### AIM OF THE EXERCISE
Turn the material below into a Markdown table with two columns, Row and Line. Give each non-blank line its own row, numbered in order and holding the line's text, and skip blank lines.

### EXTRACTED DATA
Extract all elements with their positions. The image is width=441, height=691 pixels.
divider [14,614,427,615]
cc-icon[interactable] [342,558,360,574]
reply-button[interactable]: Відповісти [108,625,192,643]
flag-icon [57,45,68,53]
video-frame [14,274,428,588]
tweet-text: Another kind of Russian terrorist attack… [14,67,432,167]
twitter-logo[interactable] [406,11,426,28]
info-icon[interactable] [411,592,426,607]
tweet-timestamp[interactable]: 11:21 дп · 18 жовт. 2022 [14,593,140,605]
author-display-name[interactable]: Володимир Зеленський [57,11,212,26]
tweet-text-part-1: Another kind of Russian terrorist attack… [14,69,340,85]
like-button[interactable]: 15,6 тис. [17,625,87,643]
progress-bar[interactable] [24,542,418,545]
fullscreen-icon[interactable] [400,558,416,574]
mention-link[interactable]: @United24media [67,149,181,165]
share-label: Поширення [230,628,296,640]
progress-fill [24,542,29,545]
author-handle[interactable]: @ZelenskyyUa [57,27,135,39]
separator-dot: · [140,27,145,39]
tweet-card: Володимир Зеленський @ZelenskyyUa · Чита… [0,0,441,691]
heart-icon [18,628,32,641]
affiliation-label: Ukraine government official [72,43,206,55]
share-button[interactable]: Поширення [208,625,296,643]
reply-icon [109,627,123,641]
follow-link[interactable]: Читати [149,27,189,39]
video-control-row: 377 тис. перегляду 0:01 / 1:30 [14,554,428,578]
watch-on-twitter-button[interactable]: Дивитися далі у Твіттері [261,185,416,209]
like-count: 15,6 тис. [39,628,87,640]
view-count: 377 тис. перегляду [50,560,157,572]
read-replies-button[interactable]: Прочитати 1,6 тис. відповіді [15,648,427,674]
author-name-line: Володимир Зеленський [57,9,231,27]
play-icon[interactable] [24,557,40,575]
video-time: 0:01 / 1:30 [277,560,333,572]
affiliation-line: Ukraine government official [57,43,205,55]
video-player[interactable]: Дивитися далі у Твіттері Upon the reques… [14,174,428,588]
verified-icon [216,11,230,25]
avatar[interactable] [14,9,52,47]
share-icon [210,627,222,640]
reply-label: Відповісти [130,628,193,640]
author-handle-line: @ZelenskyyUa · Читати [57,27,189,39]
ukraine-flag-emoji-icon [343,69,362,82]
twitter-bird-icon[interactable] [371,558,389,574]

### TASK RESPONSE
| Row | Line |
|---|---|
| 1 | Extract all elements with their positions. The image is width=441, height=691 pixels. |
| 2 | divider [14,614,427,615] |
| 3 | cc-icon[interactable] [342,558,360,574] |
| 4 | reply-button[interactable]: Відповісти [108,625,192,643] |
| 5 | flag-icon [57,45,68,53] |
| 6 | video-frame [14,274,428,588] |
| 7 | tweet-text: Another kind of Russian terrorist attack… [14,67,432,167] |
| 8 | twitter-logo[interactable] [406,11,426,28] |
| 9 | info-icon[interactable] [411,592,426,607] |
| 10 | tweet-timestamp[interactable]: 11:21 дп · 18 жовт. 2022 [14,593,140,605] |
| 11 | author-display-name[interactable]: Володимир Зеленський [57,11,212,26] |
| 12 | tweet-text-part-1: Another kind of Russian terrorist attack… [14,69,340,85] |
| 13 | like-button[interactable]: 15,6 тис. [17,625,87,643] |
| 14 | progress-bar[interactable] [24,542,418,545] |
| 15 | fullscreen-icon[interactable] [400,558,416,574] |
| 16 | mention-link[interactable]: @United24media [67,149,181,165] |
| 17 | share-label: Поширення [230,628,296,640] |
| 18 | progress-fill [24,542,29,545] |
| 19 | author-handle[interactable]: @ZelenskyyUa [57,27,135,39] |
| 20 | separator-dot: · [140,27,145,39] |
| 21 | tweet-card: Володимир Зеленський @ZelenskyyUa · Чита… [0,0,441,691] |
| 22 | heart-icon [18,628,32,641] |
| 23 | affiliation-label: Ukraine government official [72,43,206,55] |
| 24 | share-button[interactable]: Поширення [208,625,296,643] |
| 25 | reply-icon [109,627,123,641] |
| 26 | follow-link[interactable]: Читати [149,27,189,39] |
| 27 | video-control-row: 377 тис. перегляду 0:01 / 1:30 [14,554,428,578] |
| 28 | watch-on-twitter-button[interactable]: Дивитися далі у Твіттері [261,185,416,209] |
| 29 | like-count: 15,6 тис. [39,628,87,640] |
| 30 | view-count: 377 тис. перегляду [50,560,157,572] |
| 31 | read-replies-button[interactable]: Прочитати 1,6 тис. відповіді [15,648,427,674] |
| 32 | author-name-line: Володимир Зеленський [57,9,231,27] |
| 33 | play-icon[interactable] [24,557,40,575] |
| 34 | video-time: 0:01 / 1:30 [277,560,333,572] |
| 35 | affiliation-line: Ukraine government official [57,43,205,55] |
| 36 | video-player[interactable]: Дивитися далі у Твіттері Upon the reques… [14,174,428,588] |
| 37 | verified-icon [216,11,230,25] |
| 38 | avatar[interactable] [14,9,52,47] |
| 39 | share-icon [210,627,222,640] |
| 40 | reply-label: Відповісти [130,628,193,640] |
| 41 | author-handle-line: @ZelenskyyUa · Читати [57,27,189,39] |
| 42 | ukraine-flag-emoji-icon [343,69,362,82] |
| 43 | twitter-bird-icon[interactable] [371,558,389,574] |